Short exercise: All of the data should be output character for character, except the pictures.
■ ■ ■
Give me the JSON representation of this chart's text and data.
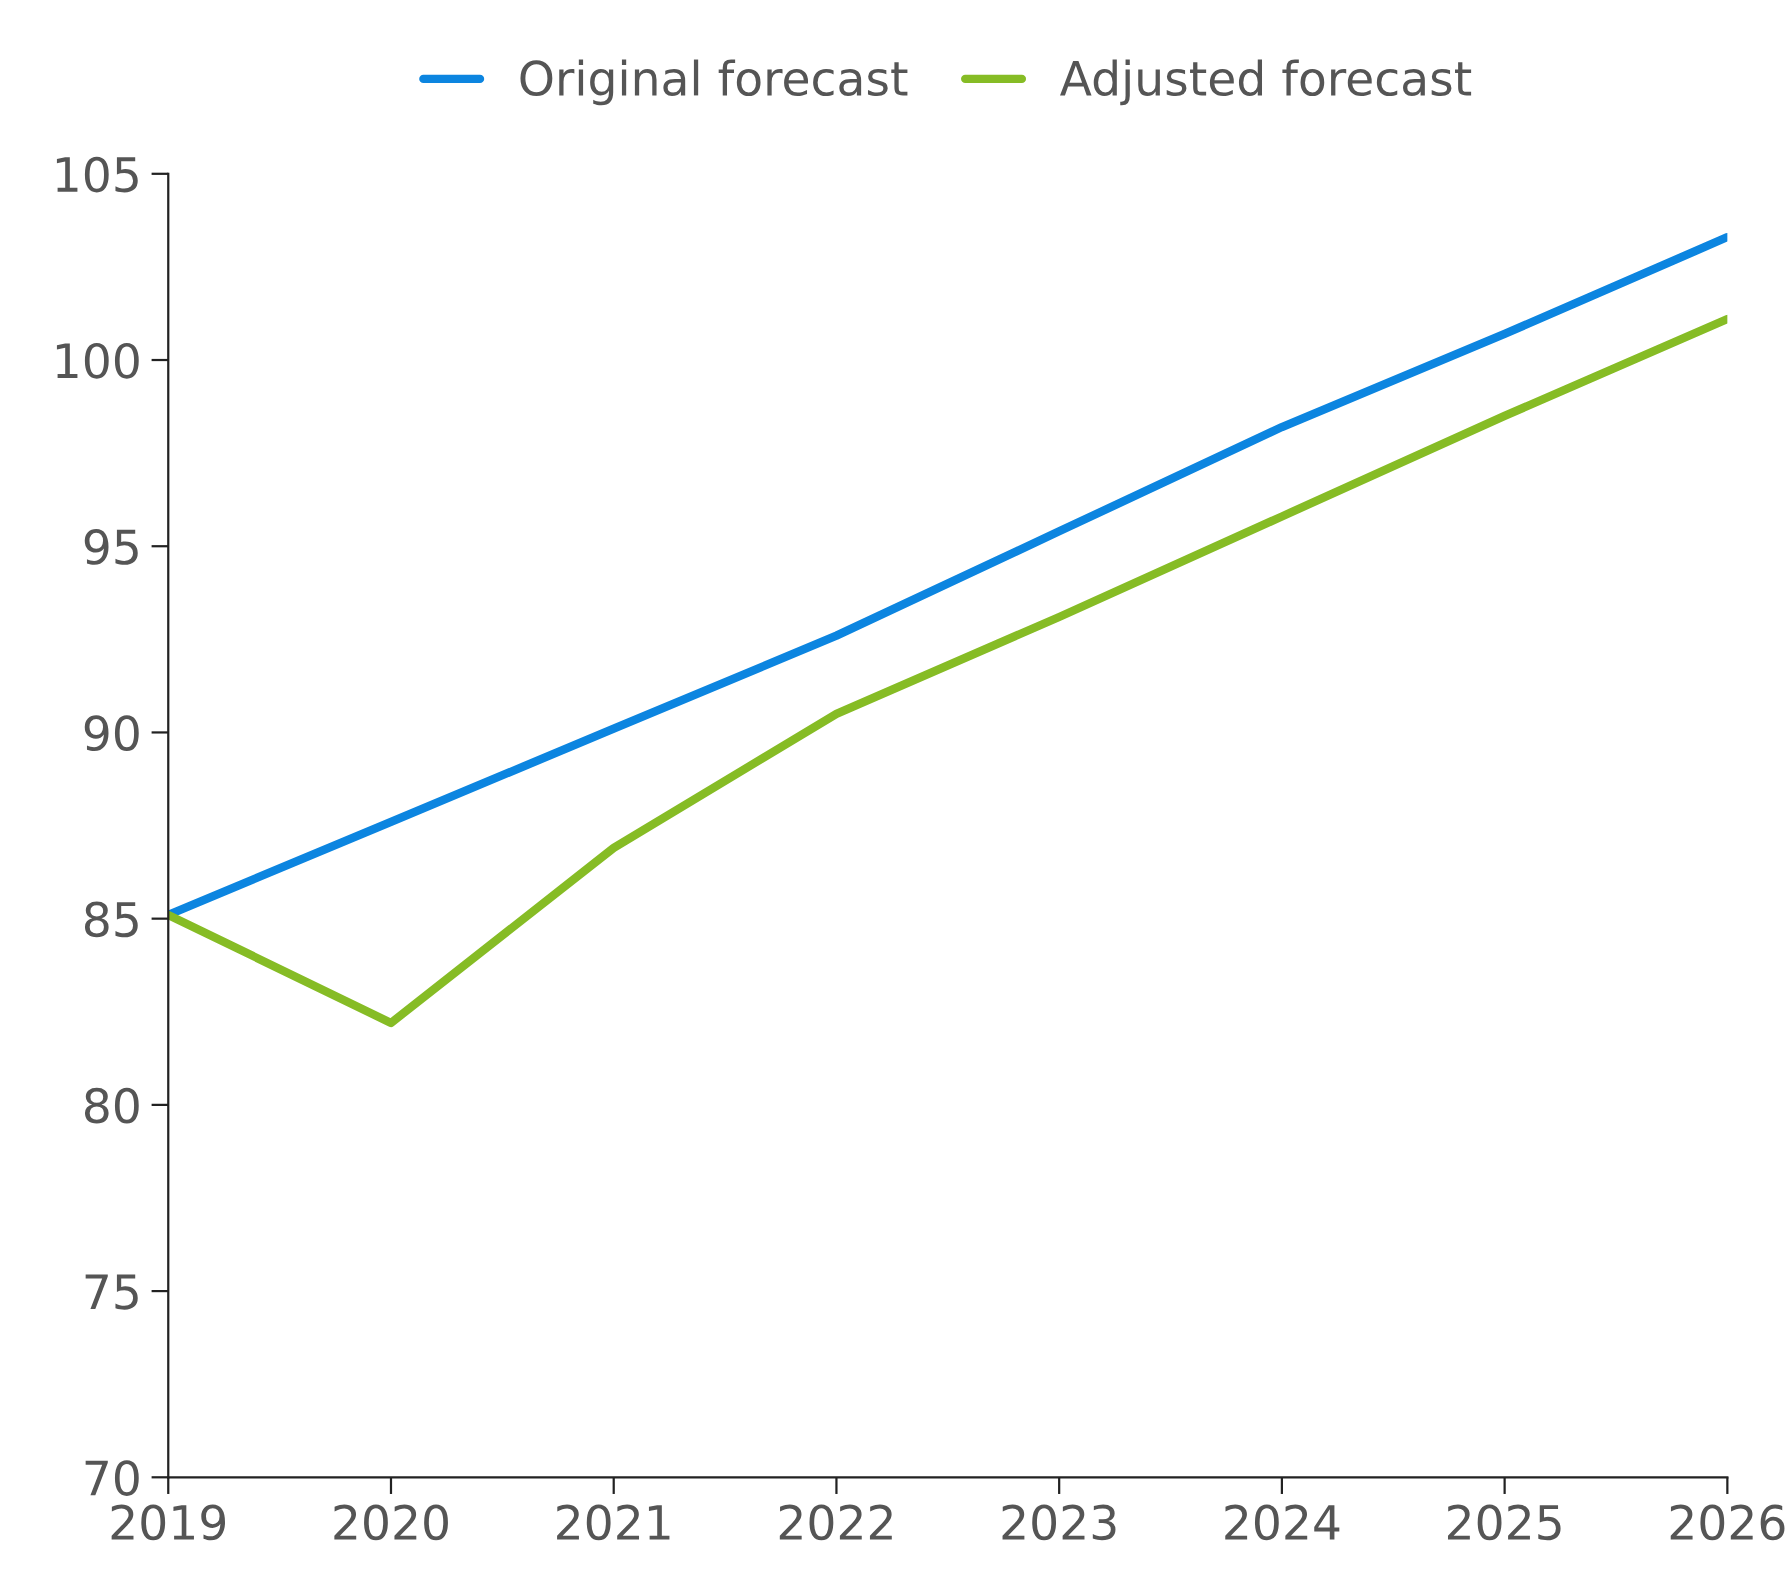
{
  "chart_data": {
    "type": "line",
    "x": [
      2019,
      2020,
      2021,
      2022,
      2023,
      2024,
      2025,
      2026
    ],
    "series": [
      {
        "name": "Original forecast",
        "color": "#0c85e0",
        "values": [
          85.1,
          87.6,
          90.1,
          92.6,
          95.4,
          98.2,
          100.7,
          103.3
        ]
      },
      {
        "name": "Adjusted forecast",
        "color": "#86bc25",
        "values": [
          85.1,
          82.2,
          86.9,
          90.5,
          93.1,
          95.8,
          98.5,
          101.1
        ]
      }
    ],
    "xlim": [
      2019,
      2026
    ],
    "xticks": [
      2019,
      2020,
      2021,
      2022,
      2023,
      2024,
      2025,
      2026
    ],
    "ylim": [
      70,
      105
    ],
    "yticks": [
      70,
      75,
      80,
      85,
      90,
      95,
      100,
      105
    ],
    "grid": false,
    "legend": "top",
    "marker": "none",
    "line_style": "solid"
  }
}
■ ■ ■
Answer below:
Give me the JSON representation of this chart's text and data.
{
  "chart_data": {
    "type": "line",
    "x": [
      2019,
      2020,
      2021,
      2022,
      2023,
      2024,
      2025,
      2026
    ],
    "series": [
      {
        "name": "Original forecast",
        "color": "#0c85e0",
        "values": [
          85.1,
          87.6,
          90.1,
          92.6,
          95.4,
          98.2,
          100.7,
          103.3
        ]
      },
      {
        "name": "Adjusted forecast",
        "color": "#86bc25",
        "values": [
          85.1,
          82.2,
          86.9,
          90.5,
          93.1,
          95.8,
          98.5,
          101.1
        ]
      }
    ],
    "xlim": [
      2019,
      2026
    ],
    "xticks": [
      2019,
      2020,
      2021,
      2022,
      2023,
      2024,
      2025,
      2026
    ],
    "ylim": [
      70,
      105
    ],
    "yticks": [
      70,
      75,
      80,
      85,
      90,
      95,
      100,
      105
    ],
    "grid": false,
    "legend": "top",
    "marker": "none",
    "line_style": "solid"
  }
}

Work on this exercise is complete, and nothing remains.